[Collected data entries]
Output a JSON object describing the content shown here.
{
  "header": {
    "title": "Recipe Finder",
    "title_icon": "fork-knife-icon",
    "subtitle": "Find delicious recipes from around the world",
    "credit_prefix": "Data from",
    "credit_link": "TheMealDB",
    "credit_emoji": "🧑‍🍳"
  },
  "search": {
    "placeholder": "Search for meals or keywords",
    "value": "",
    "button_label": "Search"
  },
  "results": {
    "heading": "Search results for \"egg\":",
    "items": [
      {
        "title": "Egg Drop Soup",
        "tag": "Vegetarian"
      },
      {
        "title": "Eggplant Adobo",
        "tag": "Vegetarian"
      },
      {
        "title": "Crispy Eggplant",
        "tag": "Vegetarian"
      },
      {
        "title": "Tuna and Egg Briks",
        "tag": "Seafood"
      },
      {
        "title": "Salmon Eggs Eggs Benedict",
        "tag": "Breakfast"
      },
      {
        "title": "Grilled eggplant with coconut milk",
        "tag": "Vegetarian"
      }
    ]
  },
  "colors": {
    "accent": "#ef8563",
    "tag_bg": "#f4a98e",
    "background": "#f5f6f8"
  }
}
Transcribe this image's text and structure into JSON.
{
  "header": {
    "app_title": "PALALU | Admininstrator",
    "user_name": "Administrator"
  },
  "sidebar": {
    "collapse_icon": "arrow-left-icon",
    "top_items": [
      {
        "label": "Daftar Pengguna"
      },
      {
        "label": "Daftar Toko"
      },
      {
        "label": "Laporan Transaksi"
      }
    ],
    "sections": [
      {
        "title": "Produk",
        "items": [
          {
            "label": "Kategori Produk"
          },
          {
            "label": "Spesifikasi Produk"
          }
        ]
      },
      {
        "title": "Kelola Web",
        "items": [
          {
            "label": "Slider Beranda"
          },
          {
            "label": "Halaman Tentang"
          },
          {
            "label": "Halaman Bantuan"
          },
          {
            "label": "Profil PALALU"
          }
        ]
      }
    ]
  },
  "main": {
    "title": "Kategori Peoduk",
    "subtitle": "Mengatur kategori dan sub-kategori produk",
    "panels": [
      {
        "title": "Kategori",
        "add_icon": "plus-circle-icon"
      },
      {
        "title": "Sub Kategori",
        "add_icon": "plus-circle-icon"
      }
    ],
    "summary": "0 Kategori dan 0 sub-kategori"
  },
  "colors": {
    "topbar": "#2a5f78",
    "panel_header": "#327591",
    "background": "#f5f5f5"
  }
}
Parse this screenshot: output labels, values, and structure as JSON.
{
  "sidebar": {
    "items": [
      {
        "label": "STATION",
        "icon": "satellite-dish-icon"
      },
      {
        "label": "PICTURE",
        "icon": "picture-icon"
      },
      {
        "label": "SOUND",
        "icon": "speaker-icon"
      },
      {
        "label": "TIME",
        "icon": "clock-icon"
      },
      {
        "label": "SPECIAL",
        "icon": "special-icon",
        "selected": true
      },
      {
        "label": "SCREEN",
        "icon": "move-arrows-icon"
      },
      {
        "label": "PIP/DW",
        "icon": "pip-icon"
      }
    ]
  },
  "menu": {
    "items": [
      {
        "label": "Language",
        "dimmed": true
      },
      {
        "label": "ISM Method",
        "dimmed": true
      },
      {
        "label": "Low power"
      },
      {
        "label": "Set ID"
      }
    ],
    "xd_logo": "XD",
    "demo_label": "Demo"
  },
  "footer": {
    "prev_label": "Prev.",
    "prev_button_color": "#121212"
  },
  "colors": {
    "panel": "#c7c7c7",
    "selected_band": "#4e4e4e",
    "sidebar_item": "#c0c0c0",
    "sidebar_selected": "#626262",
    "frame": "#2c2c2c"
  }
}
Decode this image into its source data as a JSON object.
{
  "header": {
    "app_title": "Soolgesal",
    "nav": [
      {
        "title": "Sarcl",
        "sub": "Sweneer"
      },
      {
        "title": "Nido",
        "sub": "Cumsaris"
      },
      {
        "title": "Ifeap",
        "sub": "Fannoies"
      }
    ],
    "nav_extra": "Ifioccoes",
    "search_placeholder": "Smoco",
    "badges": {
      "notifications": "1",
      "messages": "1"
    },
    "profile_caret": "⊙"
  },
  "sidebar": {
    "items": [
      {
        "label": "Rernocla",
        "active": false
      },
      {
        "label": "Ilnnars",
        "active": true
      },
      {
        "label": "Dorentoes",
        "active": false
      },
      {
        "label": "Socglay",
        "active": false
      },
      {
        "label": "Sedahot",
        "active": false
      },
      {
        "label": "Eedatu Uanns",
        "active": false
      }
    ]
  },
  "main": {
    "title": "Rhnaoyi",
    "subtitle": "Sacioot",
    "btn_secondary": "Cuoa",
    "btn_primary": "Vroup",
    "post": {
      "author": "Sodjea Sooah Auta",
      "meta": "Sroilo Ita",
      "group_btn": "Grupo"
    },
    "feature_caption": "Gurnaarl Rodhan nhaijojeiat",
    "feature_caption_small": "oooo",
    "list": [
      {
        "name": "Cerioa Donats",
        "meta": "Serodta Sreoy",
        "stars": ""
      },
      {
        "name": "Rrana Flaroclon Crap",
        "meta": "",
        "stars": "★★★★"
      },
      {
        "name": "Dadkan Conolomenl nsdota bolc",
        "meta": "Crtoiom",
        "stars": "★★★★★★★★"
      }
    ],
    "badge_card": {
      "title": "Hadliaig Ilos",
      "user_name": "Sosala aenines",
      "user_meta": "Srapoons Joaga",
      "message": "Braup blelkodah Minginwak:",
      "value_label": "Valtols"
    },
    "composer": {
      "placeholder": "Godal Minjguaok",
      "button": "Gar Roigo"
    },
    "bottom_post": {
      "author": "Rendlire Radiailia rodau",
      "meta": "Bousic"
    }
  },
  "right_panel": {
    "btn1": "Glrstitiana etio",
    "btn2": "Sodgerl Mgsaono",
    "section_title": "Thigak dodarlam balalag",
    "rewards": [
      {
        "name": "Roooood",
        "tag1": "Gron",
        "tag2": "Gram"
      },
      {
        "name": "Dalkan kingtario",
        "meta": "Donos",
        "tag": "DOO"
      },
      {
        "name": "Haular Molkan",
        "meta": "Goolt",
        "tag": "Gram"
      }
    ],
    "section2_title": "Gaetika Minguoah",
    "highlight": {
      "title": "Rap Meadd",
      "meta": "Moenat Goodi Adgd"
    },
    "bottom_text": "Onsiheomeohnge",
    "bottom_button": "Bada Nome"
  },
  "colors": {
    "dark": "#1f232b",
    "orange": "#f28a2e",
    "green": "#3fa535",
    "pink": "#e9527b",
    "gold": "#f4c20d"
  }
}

### [Exercise directions]
Output the data above exactly, please, line for line.

### [Task output]
Output a JSON object describing the content shown here.
{
  "header": {
    "title": "Recipe Finder",
    "title_icon": "fork-knife-icon",
    "subtitle": "Find delicious recipes from around the world",
    "credit_prefix": "Data from",
    "credit_link": "TheMealDB",
    "credit_emoji": "🧑‍🍳"
  },
  "search": {
    "placeholder": "Search for meals or keywords",
    "value": "",
    "button_label": "Search"
  },
  "results": {
    "heading": "Search results for \"egg\":",
    "items": [
      {
        "title": "Egg Drop Soup",
        "tag": "Vegetarian"
      },
      {
        "title": "Eggplant Adobo",
        "tag": "Vegetarian"
      },
      {
        "title": "Crispy Eggplant",
        "tag": "Vegetarian"
      },
      {
        "title": "Tuna and Egg Briks",
        "tag": "Seafood"
      },
      {
        "title": "Salmon Eggs Eggs Benedict",
        "tag": "Breakfast"
      },
      {
        "title": "Grilled eggplant with coconut milk",
        "tag": "Vegetarian"
      }
    ]
  },
  "colors": {
    "accent": "#ef8563",
    "tag_bg": "#f4a98e",
    "background": "#f5f6f8"
  }
}
Transcribe this image's text and structure into JSON.
{
  "header": {
    "app_title": "PALALU | Admininstrator",
    "user_name": "Administrator"
  },
  "sidebar": {
    "collapse_icon": "arrow-left-icon",
    "top_items": [
      {
        "label": "Daftar Pengguna"
      },
      {
        "label": "Daftar Toko"
      },
      {
        "label": "Laporan Transaksi"
      }
    ],
    "sections": [
      {
        "title": "Produk",
        "items": [
          {
            "label": "Kategori Produk"
          },
          {
            "label": "Spesifikasi Produk"
          }
        ]
      },
      {
        "title": "Kelola Web",
        "items": [
          {
            "label": "Slider Beranda"
          },
          {
            "label": "Halaman Tentang"
          },
          {
            "label": "Halaman Bantuan"
          },
          {
            "label": "Profil PALALU"
          }
        ]
      }
    ]
  },
  "main": {
    "title": "Kategori Peoduk",
    "subtitle": "Mengatur kategori dan sub-kategori produk",
    "panels": [
      {
        "title": "Kategori",
        "add_icon": "plus-circle-icon"
      },
      {
        "title": "Sub Kategori",
        "add_icon": "plus-circle-icon"
      }
    ],
    "summary": "0 Kategori dan 0 sub-kategori"
  },
  "colors": {
    "topbar": "#2a5f78",
    "panel_header": "#327591",
    "background": "#f5f5f5"
  }
}
Parse this screenshot: output labels, values, and structure as JSON.
{
  "sidebar": {
    "items": [
      {
        "label": "STATION",
        "icon": "satellite-dish-icon"
      },
      {
        "label": "PICTURE",
        "icon": "picture-icon"
      },
      {
        "label": "SOUND",
        "icon": "speaker-icon"
      },
      {
        "label": "TIME",
        "icon": "clock-icon"
      },
      {
        "label": "SPECIAL",
        "icon": "special-icon",
        "selected": true
      },
      {
        "label": "SCREEN",
        "icon": "move-arrows-icon"
      },
      {
        "label": "PIP/DW",
        "icon": "pip-icon"
      }
    ]
  },
  "menu": {
    "items": [
      {
        "label": "Language",
        "dimmed": true
      },
      {
        "label": "ISM Method",
        "dimmed": true
      },
      {
        "label": "Low power"
      },
      {
        "label": "Set ID"
      }
    ],
    "xd_logo": "XD",
    "demo_label": "Demo"
  },
  "footer": {
    "prev_label": "Prev.",
    "prev_button_color": "#121212"
  },
  "colors": {
    "panel": "#c7c7c7",
    "selected_band": "#4e4e4e",
    "sidebar_item": "#c0c0c0",
    "sidebar_selected": "#626262",
    "frame": "#2c2c2c"
  }
}
Decode this image into its source data as a JSON object.
{
  "header": {
    "app_title": "Soolgesal",
    "nav": [
      {
        "title": "Sarcl",
        "sub": "Sweneer"
      },
      {
        "title": "Nido",
        "sub": "Cumsaris"
      },
      {
        "title": "Ifeap",
        "sub": "Fannoies"
      }
    ],
    "nav_extra": "Ifioccoes",
    "search_placeholder": "Smoco",
    "badges": {
      "notifications": "1",
      "messages": "1"
    },
    "profile_caret": "⊙"
  },
  "sidebar": {
    "items": [
      {
        "label": "Rernocla",
        "active": false
      },
      {
        "label": "Ilnnars",
        "active": true
      },
      {
        "label": "Dorentoes",
        "active": false
      },
      {
        "label": "Socglay",
        "active": false
      },
      {
        "label": "Sedahot",
        "active": false
      },
      {
        "label": "Eedatu Uanns",
        "active": false
      }
    ]
  },
  "main": {
    "title": "Rhnaoyi",
    "subtitle": "Sacioot",
    "btn_secondary": "Cuoa",
    "btn_primary": "Vroup",
    "post": {
      "author": "Sodjea Sooah Auta",
      "meta": "Sroilo Ita",
      "group_btn": "Grupo"
    },
    "feature_caption": "Gurnaarl Rodhan nhaijojeiat",
    "feature_caption_small": "oooo",
    "list": [
      {
        "name": "Cerioa Donats",
        "meta": "Serodta Sreoy",
        "stars": ""
      },
      {
        "name": "Rrana Flaroclon Crap",
        "meta": "",
        "stars": "★★★★"
      },
      {
        "name": "Dadkan Conolomenl nsdota bolc",
        "meta": "Crtoiom",
        "stars": "★★★★★★★★"
      }
    ],
    "badge_card": {
      "title": "Hadliaig Ilos",
      "user_name": "Sosala aenines",
      "user_meta": "Srapoons Joaga",
      "message": "Braup blelkodah Minginwak:",
      "value_label": "Valtols"
    },
    "composer": {
      "placeholder": "Godal Minjguaok",
      "button": "Gar Roigo"
    },
    "bottom_post": {
      "author": "Rendlire Radiailia rodau",
      "meta": "Bousic"
    }
  },
  "right_panel": {
    "btn1": "Glrstitiana etio",
    "btn2": "Sodgerl Mgsaono",
    "section_title": "Thigak dodarlam balalag",
    "rewards": [
      {
        "name": "Roooood",
        "tag1": "Gron",
        "tag2": "Gram"
      },
      {
        "name": "Dalkan kingtario",
        "meta": "Donos",
        "tag": "DOO"
      },
      {
        "name": "Haular Molkan",
        "meta": "Goolt",
        "tag": "Gram"
      }
    ],
    "section2_title": "Gaetika Minguoah",
    "highlight": {
      "title": "Rap Meadd",
      "meta": "Moenat Goodi Adgd"
    },
    "bottom_text": "Onsiheomeohnge",
    "bottom_button": "Bada Nome"
  },
  "colors": {
    "dark": "#1f232b",
    "orange": "#f28a2e",
    "green": "#3fa535",
    "pink": "#e9527b",
    "gold": "#f4c20d"
  }
}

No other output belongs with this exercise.